-- SOURCE PASSAGE --

I agree that you should not answer his calls or emails. The more you hear his voice and read his emails the more upset you will feel. He may feel heartbroken and try to win you back. It sounds like he didn't treat you good and you deserve someone better. It does take time to heal from a broken relationship and you should allow yourself the time to heal. During this time it is important to surround yourself with supportive family and/or friends.

As for the new guy you like. I would take the time to heal from this previous relationship. There is nothing wrong with being friends with him to begin with and see what happens from there.

I hope this helped! Hugs to you.


----------



## reesesilverstar (Oct 19, 2007)

I have nothing to add. Everybody said it already.

Don't allow people to encroach on your space or your time. Don't rush into anything just yet. Let your friends do the same.

This is your time. Time to remember you, the person. Time to do all the things you enjoy. Time to live, breathe and heal.

God's speed hun.


----------



## KellyB (Oct 19, 2007)

Breaking up is the pits. I was very lonely after my exhusband and seperated. It was better being alone than being miserable with someone though. Change is difficult also and you are having a few all at once. Time will make it better but continuing the same patterns over and over again do nothing except keep us in circles. Once you have decided you have truly had enough it will be easier. It will still hurt and you will still have lonely times but day by day it WILL get better. Try to keep yourself busy doing anything and everything and write to us when you need someone to listen. {{{{Hugs}}}}


----------



## La_Mari (Oct 21, 2007)

Originally Posted by *Killah Kitty* /img/forum/go_quote.gif _Anyways sorry to add more to what is already too much lol. La Mari did you end up getting that tatoo? It sounds beautiful._

Lol, I was going to borrow $ from my bff, but I'm going to wait til I get paid Friday. I'll post pics if I get the balls to do it, it's my first.


----------



## MissMissy (Oct 23, 2007)

-- DIRECTIONS FOR THIS TASK --
Write out the forum thread starting at "As for the new" and ending at "do the same.", substituting "new man" for "new guy". The data after this point comes from a separate, unrelated source.

-- LISTED ENTRIES --
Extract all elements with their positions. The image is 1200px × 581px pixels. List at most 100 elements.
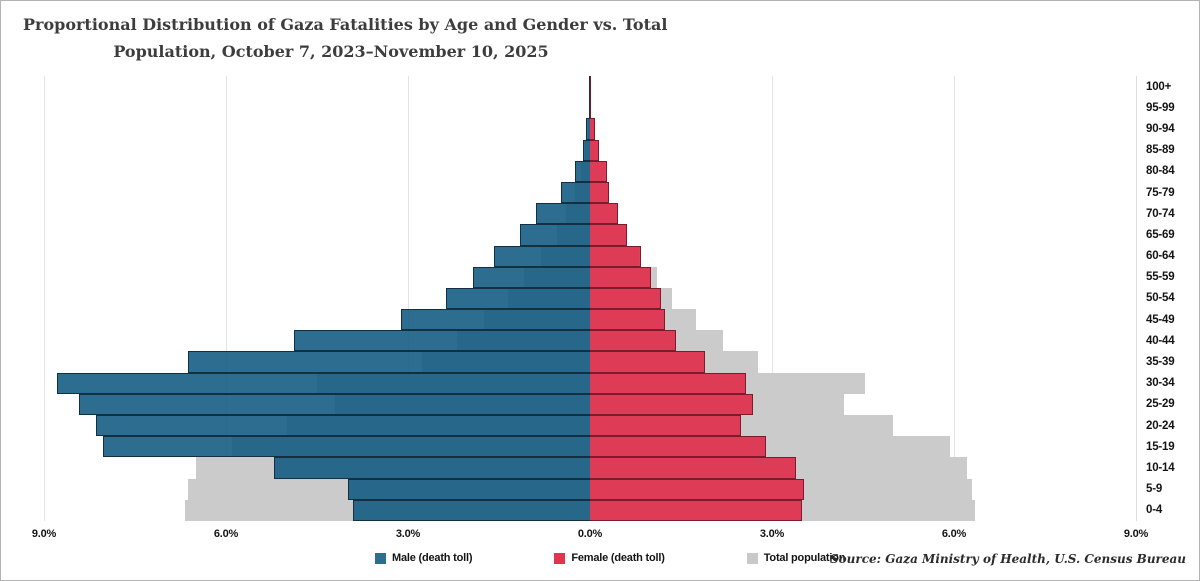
age-label-20-24: 20-24 — [1146, 419, 1175, 432]
left-half — [44, 181, 590, 204]
bar-male-50-54 — [445, 287, 590, 310]
x-axis-ticks: 9.0% 6.0% 3.0% 0.0% 3.0% 6.0% 9.0% — [32, 528, 1148, 544]
pyramid-row-75-79 — [44, 181, 1136, 204]
pyramid-row-35-39 — [44, 351, 1136, 373]
right-half — [590, 499, 1136, 521]
age-label-100+: 100+ — [1146, 80, 1172, 93]
bar-male-75-79 — [560, 181, 590, 204]
pyramid-row-5-9 — [44, 478, 1136, 500]
bar-female-50-54 — [590, 287, 661, 310]
pyramid-row-55-59 — [44, 266, 1136, 288]
bar-female-85-89 — [590, 139, 600, 161]
left-half — [44, 393, 590, 415]
age-label-40-44: 40-44 — [1146, 334, 1175, 347]
age-label-60-64: 60-64 — [1146, 250, 1175, 263]
left-half — [44, 97, 590, 119]
right-half — [590, 309, 1136, 331]
gridline — [954, 76, 955, 521]
left-half — [44, 309, 590, 331]
age-label-50-54: 50-54 — [1146, 292, 1175, 305]
legend-item: Female (death toll) — [554, 552, 665, 564]
bar-male-40-44 — [293, 330, 590, 352]
left-half — [44, 139, 590, 161]
bar-female-10-14 — [590, 457, 797, 479]
pyramid-row-10-14 — [44, 457, 1136, 479]
pyramid-row-70-74 — [44, 203, 1136, 225]
right-half — [590, 393, 1136, 415]
pyramid-row-50-54 — [44, 287, 1136, 310]
bar-female-55-59 — [590, 266, 651, 288]
x-tick-label: 9.0% — [1123, 528, 1149, 540]
bar-male-10-14 — [273, 457, 590, 479]
bar-male-85-89 — [582, 139, 590, 161]
left-half — [44, 478, 590, 500]
bar-female-95-99 — [590, 97, 592, 119]
age-label-85-89: 85-89 — [1146, 144, 1175, 157]
age-label-95-99: 95-99 — [1146, 101, 1175, 114]
pyramid-row-95-99 — [44, 97, 1136, 119]
right-half — [590, 266, 1136, 288]
right-half — [590, 457, 1136, 479]
bar-female-15-19 — [590, 436, 766, 458]
left-half — [44, 203, 590, 225]
pyramid-row-0-4 — [44, 499, 1136, 521]
source-note: Source: Gaza Ministry of Health, U.S. Ce… — [829, 552, 1186, 566]
gridline — [226, 76, 227, 521]
x-tick-label: 3.0% — [759, 528, 785, 540]
bar-male-70-74 — [536, 203, 590, 225]
bar-male-20-24 — [96, 415, 590, 437]
chart-title-line2: Population, October 7, 2023–November 10,… — [113, 42, 549, 62]
pyramid-row-85-89 — [44, 139, 1136, 161]
age-label-45-49: 45-49 — [1146, 313, 1175, 326]
bar-female-60-64 — [590, 245, 641, 267]
legend-item: Male (death toll) — [375, 552, 473, 564]
legend-swatch-icon — [746, 552, 758, 564]
bar-male-0-4 — [352, 499, 590, 521]
bar-male-25-29 — [79, 393, 590, 415]
pyramid-row-30-34 — [44, 372, 1136, 394]
pyramid-row-40-44 — [44, 330, 1136, 352]
right-half — [590, 372, 1136, 394]
x-tick-label: 9.0% — [31, 528, 57, 540]
gridline — [44, 76, 45, 521]
bar-male-30-34 — [56, 372, 590, 394]
bar-male-5-9 — [347, 478, 590, 500]
bar-female-25-29 — [590, 393, 753, 415]
bar-female-30-34 — [590, 372, 746, 394]
legend: Male (death toll) Female (death toll) Tota… — [375, 552, 845, 564]
legend-label: Male (death toll) — [392, 552, 473, 564]
age-label-0-4: 0-4 — [1146, 504, 1163, 517]
x-tick-label: 0.0% — [577, 528, 603, 540]
right-half — [590, 436, 1136, 458]
bar-female-0-4 — [590, 499, 803, 521]
right-half — [590, 245, 1136, 267]
age-axis: 100+ 95-99 90-94 85-89 80-84 75-79 70-74 65-69 6… — [1136, 76, 1199, 521]
left-half — [44, 330, 590, 352]
legend-swatch-icon — [375, 552, 386, 564]
left-half — [44, 245, 590, 267]
bar-male-45-49 — [400, 309, 590, 331]
left-half — [44, 118, 590, 140]
bar-female-45-49 — [590, 309, 665, 331]
bar-male-35-39 — [187, 351, 590, 373]
right-half — [590, 330, 1136, 352]
right-half — [590, 76, 1136, 98]
pyramid-row-25-29 — [44, 393, 1136, 415]
right-half — [590, 351, 1136, 373]
left-half — [44, 372, 590, 394]
pyramid-row-15-19 — [44, 436, 1136, 458]
right-half — [590, 97, 1136, 119]
right-half — [590, 478, 1136, 500]
left-half — [44, 415, 590, 437]
bar-female-35-39 — [590, 351, 705, 373]
age-label-90-94: 90-94 — [1146, 122, 1175, 135]
bar-female-75-79 — [590, 181, 610, 204]
bar-female-90-94 — [590, 118, 595, 140]
pyramid-row-45-49 — [44, 309, 1136, 331]
age-label-75-79: 75-79 — [1146, 186, 1175, 199]
left-half — [44, 457, 590, 479]
left-half — [44, 76, 590, 98]
gridline — [772, 76, 773, 521]
age-label-80-84: 80-84 — [1146, 165, 1175, 178]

-- ANSWER IN FULL --
As for the new man you like. I would take the time to heal from this previous relationship. There is nothing wrong with being friends with him to begin with and see what happens from there.

I hope this helped! Hugs to you.


----------



## reesesilverstar (Oct 19, 2007)

I have nothing to add. Everybody said it already.

Don't allow people to encroach on your space or your time. Don't rush into anything just yet. Let your friends do the same.